(Figure contents as structured data)
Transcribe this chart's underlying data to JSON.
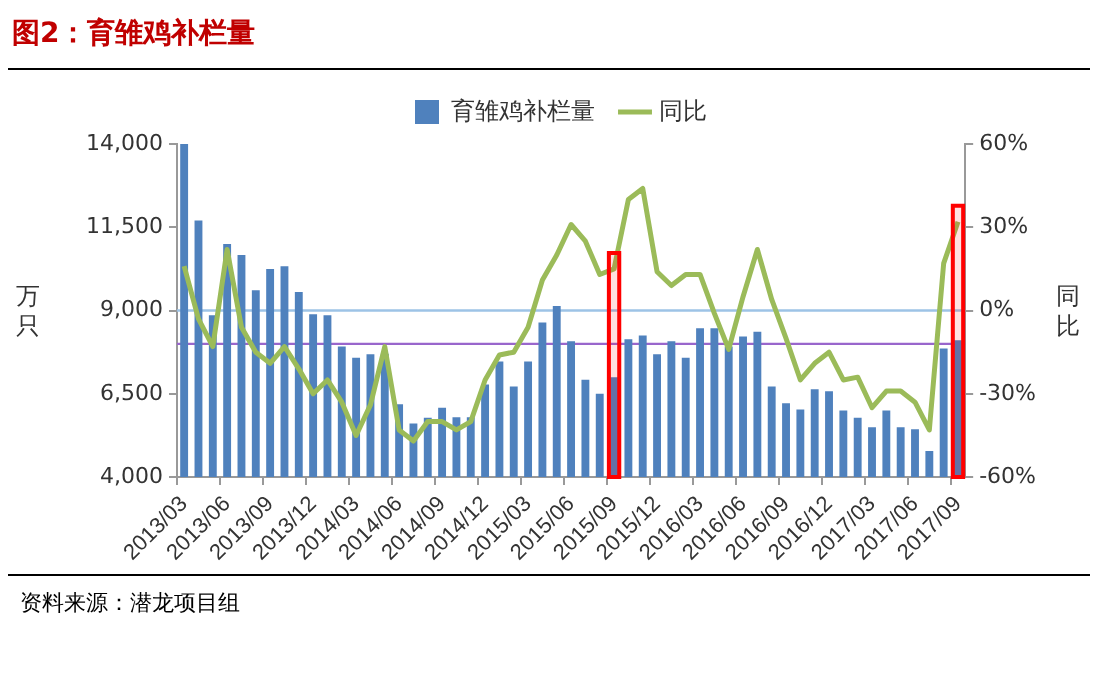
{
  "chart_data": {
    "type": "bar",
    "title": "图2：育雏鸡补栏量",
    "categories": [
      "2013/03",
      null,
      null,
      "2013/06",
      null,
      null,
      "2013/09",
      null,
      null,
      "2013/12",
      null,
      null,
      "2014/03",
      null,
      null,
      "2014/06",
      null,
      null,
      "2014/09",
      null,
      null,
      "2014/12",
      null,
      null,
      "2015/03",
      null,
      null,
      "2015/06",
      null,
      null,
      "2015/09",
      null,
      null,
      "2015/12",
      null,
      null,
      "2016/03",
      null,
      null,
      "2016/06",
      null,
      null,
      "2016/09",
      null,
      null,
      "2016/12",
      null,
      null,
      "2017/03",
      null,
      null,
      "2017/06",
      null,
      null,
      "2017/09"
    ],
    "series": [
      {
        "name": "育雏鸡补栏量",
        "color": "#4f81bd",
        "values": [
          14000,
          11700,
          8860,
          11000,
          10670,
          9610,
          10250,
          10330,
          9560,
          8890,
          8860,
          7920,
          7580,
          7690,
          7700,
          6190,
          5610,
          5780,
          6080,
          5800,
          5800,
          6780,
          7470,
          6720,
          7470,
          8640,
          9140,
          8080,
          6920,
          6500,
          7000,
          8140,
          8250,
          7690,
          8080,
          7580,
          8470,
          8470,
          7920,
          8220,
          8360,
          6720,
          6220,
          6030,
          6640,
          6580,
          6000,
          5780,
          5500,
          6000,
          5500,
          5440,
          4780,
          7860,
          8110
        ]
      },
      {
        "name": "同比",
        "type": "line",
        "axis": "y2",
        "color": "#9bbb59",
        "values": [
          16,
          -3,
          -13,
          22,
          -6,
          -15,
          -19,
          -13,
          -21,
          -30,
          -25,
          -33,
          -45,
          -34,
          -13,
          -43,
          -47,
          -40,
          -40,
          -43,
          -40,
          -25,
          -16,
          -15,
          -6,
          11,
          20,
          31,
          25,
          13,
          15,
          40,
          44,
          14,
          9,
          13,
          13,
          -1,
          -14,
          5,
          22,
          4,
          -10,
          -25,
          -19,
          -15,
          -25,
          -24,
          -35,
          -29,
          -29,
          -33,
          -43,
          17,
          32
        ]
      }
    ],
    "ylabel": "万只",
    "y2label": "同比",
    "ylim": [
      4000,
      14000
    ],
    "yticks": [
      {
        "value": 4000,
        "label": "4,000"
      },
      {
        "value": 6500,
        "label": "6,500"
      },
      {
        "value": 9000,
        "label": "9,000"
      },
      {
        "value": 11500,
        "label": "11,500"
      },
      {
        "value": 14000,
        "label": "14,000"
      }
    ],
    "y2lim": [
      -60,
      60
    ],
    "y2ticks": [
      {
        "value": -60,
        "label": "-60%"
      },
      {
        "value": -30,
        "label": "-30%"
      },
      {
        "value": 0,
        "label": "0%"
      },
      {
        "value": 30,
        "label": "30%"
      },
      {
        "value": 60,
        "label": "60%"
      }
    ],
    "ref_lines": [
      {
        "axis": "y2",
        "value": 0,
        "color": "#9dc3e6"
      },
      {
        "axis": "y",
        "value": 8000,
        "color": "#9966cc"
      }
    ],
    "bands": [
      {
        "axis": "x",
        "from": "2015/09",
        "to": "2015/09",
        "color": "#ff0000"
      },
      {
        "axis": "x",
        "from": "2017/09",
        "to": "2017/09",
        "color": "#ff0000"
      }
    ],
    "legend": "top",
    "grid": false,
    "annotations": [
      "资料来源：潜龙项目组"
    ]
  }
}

_Task statement:_
Reproduce the full listing faithfully, but do not carry over any pictures.

_Problem solution:_
Transcribe this chart's underlying data to JSON.
{
  "chart_data": {
    "type": "bar",
    "title": "图2：育雏鸡补栏量",
    "categories": [
      "2013/03",
      null,
      null,
      "2013/06",
      null,
      null,
      "2013/09",
      null,
      null,
      "2013/12",
      null,
      null,
      "2014/03",
      null,
      null,
      "2014/06",
      null,
      null,
      "2014/09",
      null,
      null,
      "2014/12",
      null,
      null,
      "2015/03",
      null,
      null,
      "2015/06",
      null,
      null,
      "2015/09",
      null,
      null,
      "2015/12",
      null,
      null,
      "2016/03",
      null,
      null,
      "2016/06",
      null,
      null,
      "2016/09",
      null,
      null,
      "2016/12",
      null,
      null,
      "2017/03",
      null,
      null,
      "2017/06",
      null,
      null,
      "2017/09"
    ],
    "series": [
      {
        "name": "育雏鸡补栏量",
        "color": "#4f81bd",
        "values": [
          14000,
          11700,
          8860,
          11000,
          10670,
          9610,
          10250,
          10330,
          9560,
          8890,
          8860,
          7920,
          7580,
          7690,
          7700,
          6190,
          5610,
          5780,
          6080,
          5800,
          5800,
          6780,
          7470,
          6720,
          7470,
          8640,
          9140,
          8080,
          6920,
          6500,
          7000,
          8140,
          8250,
          7690,
          8080,
          7580,
          8470,
          8470,
          7920,
          8220,
          8360,
          6720,
          6220,
          6030,
          6640,
          6580,
          6000,
          5780,
          5500,
          6000,
          5500,
          5440,
          4780,
          7860,
          8110
        ]
      },
      {
        "name": "同比",
        "type": "line",
        "axis": "y2",
        "color": "#9bbb59",
        "values": [
          16,
          -3,
          -13,
          22,
          -6,
          -15,
          -19,
          -13,
          -21,
          -30,
          -25,
          -33,
          -45,
          -34,
          -13,
          -43,
          -47,
          -40,
          -40,
          -43,
          -40,
          -25,
          -16,
          -15,
          -6,
          11,
          20,
          31,
          25,
          13,
          15,
          40,
          44,
          14,
          9,
          13,
          13,
          -1,
          -14,
          5,
          22,
          4,
          -10,
          -25,
          -19,
          -15,
          -25,
          -24,
          -35,
          -29,
          -29,
          -33,
          -43,
          17,
          32
        ]
      }
    ],
    "ylabel": "万只",
    "y2label": "同比",
    "ylim": [
      4000,
      14000
    ],
    "yticks": [
      {
        "value": 4000,
        "label": "4,000"
      },
      {
        "value": 6500,
        "label": "6,500"
      },
      {
        "value": 9000,
        "label": "9,000"
      },
      {
        "value": 11500,
        "label": "11,500"
      },
      {
        "value": 14000,
        "label": "14,000"
      }
    ],
    "y2lim": [
      -60,
      60
    ],
    "y2ticks": [
      {
        "value": -60,
        "label": "-60%"
      },
      {
        "value": -30,
        "label": "-30%"
      },
      {
        "value": 0,
        "label": "0%"
      },
      {
        "value": 30,
        "label": "30%"
      },
      {
        "value": 60,
        "label": "60%"
      }
    ],
    "ref_lines": [
      {
        "axis": "y2",
        "value": 0,
        "color": "#9dc3e6"
      },
      {
        "axis": "y",
        "value": 8000,
        "color": "#9966cc"
      }
    ],
    "bands": [
      {
        "axis": "x",
        "from": "2015/09",
        "to": "2015/09",
        "color": "#ff0000"
      },
      {
        "axis": "x",
        "from": "2017/09",
        "to": "2017/09",
        "color": "#ff0000"
      }
    ],
    "legend": "top",
    "grid": false,
    "annotations": [
      "资料来源：潜龙项目组"
    ]
  }
}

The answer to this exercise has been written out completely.